- **What you should do**: Tell how many lines carry the word "variazioni"; the reply is the number and nothing else.
Start of Items
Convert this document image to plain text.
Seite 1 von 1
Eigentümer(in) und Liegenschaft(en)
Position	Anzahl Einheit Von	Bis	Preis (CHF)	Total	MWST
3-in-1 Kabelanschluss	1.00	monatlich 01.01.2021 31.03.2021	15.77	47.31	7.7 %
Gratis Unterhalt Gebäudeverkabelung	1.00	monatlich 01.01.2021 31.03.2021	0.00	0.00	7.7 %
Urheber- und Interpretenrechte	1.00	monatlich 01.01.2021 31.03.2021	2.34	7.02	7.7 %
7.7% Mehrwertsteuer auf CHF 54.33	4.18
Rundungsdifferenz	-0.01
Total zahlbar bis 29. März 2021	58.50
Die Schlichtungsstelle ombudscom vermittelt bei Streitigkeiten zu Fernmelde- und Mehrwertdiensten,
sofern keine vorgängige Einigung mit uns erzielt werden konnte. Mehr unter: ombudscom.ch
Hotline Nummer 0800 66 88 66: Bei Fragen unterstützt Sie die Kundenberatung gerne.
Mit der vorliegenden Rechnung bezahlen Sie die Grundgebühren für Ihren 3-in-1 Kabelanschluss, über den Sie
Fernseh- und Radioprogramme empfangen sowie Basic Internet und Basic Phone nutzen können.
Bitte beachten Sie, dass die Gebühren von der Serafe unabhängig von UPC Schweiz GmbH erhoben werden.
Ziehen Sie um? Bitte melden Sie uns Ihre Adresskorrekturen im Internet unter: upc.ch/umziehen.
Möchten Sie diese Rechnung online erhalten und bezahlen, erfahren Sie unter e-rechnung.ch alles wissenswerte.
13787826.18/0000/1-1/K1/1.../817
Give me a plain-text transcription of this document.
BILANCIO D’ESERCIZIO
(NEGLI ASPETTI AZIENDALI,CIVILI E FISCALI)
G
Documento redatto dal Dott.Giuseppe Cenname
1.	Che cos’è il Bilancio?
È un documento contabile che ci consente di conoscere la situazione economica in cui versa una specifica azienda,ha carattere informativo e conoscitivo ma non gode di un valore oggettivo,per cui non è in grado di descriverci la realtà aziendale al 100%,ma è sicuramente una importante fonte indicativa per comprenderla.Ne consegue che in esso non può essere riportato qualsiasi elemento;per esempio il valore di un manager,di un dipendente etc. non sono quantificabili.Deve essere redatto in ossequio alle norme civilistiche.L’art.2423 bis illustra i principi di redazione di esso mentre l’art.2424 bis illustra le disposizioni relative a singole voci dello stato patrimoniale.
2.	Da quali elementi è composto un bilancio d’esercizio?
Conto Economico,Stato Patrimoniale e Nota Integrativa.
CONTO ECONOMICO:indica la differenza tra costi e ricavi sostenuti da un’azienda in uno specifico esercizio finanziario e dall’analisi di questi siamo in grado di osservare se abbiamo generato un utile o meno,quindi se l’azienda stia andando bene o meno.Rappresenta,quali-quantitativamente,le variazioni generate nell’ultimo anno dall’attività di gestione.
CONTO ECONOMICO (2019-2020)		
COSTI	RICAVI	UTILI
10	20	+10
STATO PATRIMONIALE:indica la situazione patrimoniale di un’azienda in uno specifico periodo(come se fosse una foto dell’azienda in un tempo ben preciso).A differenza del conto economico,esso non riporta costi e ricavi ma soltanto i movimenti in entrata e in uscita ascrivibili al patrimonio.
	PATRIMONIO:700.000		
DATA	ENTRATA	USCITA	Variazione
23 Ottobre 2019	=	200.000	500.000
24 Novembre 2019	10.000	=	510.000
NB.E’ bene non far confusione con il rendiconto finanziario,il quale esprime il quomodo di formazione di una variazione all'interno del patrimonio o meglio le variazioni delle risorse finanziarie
End of Items
- **Output below**: 2